-- SELECTED EXCERPT --
## BEGIN

Luckily I didn't need to guide her the whole time, as the blindfoldy part of the costume was removable, but if you go to the trouble of making a costume by hand, you'd better darn well make the most of it and wear it for as long as possible. Thus, I found myself trying to sync up my plans with her plans a bit more than I might have otherwise done.
First lesson from PAX East: Go alone. Or, go with a group of people who really won't care if you ditch them. This wasn't even an issue at Otakon because, even though I went with friends, we all came and went as we pleased, crossed paths from time to time, and occasionally coordinated going to the same video or restaurant together, often at a moment's notice. PAX East, though... we had to structure absolutely everything for going as a couple to work. And when plans fell through, things got very ugly.
Leaving the apartment took longer than expected. We stopped briefly to grab something to eat. We had to wait a while for the first subway train to arrive. (There was no way I'd dare to drive to the convention center; I'd accidentally end up in Maine before finding my way back to the apartment.) We took a few wrong turns out of the subway station on the way to the convention center. The line to get in moved at a dead snail's pace for no apparent reason--they weren't even signing people in at the door; you could just walk in and start roaming about the convention. People were blocking the hallway, gawking at footage of some new video game, as we rushed to the main auditorium so we could hear Wil Wheaton's keynote speech, which started in 15 minutes.

## END

-- DATA SHOWN --

## BEGIN

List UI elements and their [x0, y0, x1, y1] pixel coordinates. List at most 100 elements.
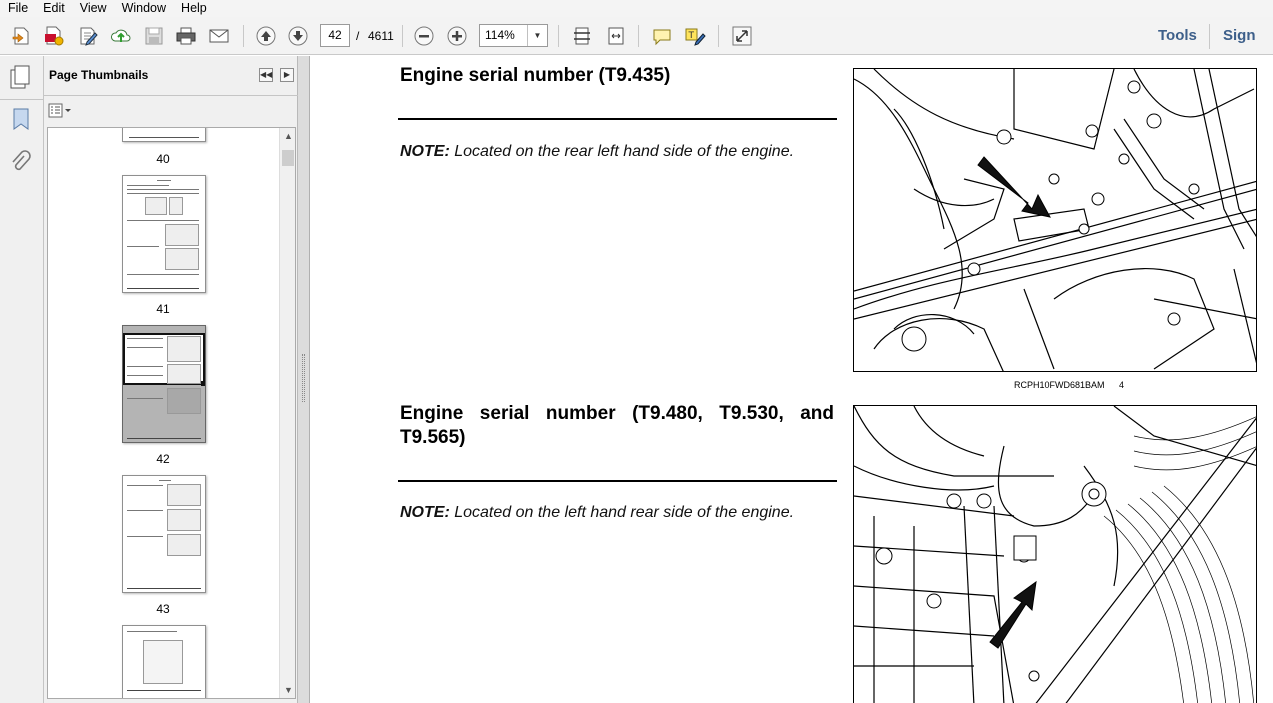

## END

-- WHAT THIS EXERCISE ASKS --
1. Reproduce the part of the PAX East passage starting with "First lesson from" and going on through "got very ugly.".
2. Continue the PAX East passage from the point where it stops.

-- RESULTS BY TASK --
1.
First lesson from PAX East: Go alone. Or, go with a group of people who really won't care if you ditch them. This wasn't even an issue at Otakon because, even though I went with friends, we all came and went as we pleased, crossed paths from time to time, and occasionally coordinated going to the same video or restaurant together, often at a moment's notice. PAX East, though... we had to structure absolutely everything for going as a couple to work. And when plans fell through, things got very ugly.

2.
So many little delays.
Wil Wheaton's keynote address was all about feeling at home amongst fellow gamers who don't need to explain their geeky tendencies to one another. At least, that's what I've gathered from other people; standing a mere six people away from the door to the auditorium, our hopes and dreams were cut to shreds when they closed the doors and turned people away, saying there was no more room.
Six people from the door. All because I stopped to buy that burrito. Or because we ambled to the train station when we should have sauntered. Or because we paused a moment to admire some guy's really neat woven hat that looked like Mega Man's helmet. So many little delays.
Six people from the door.
In another day or two, I would learn from someone who had been there for the keynote that there were at least ten completely open seats behind him.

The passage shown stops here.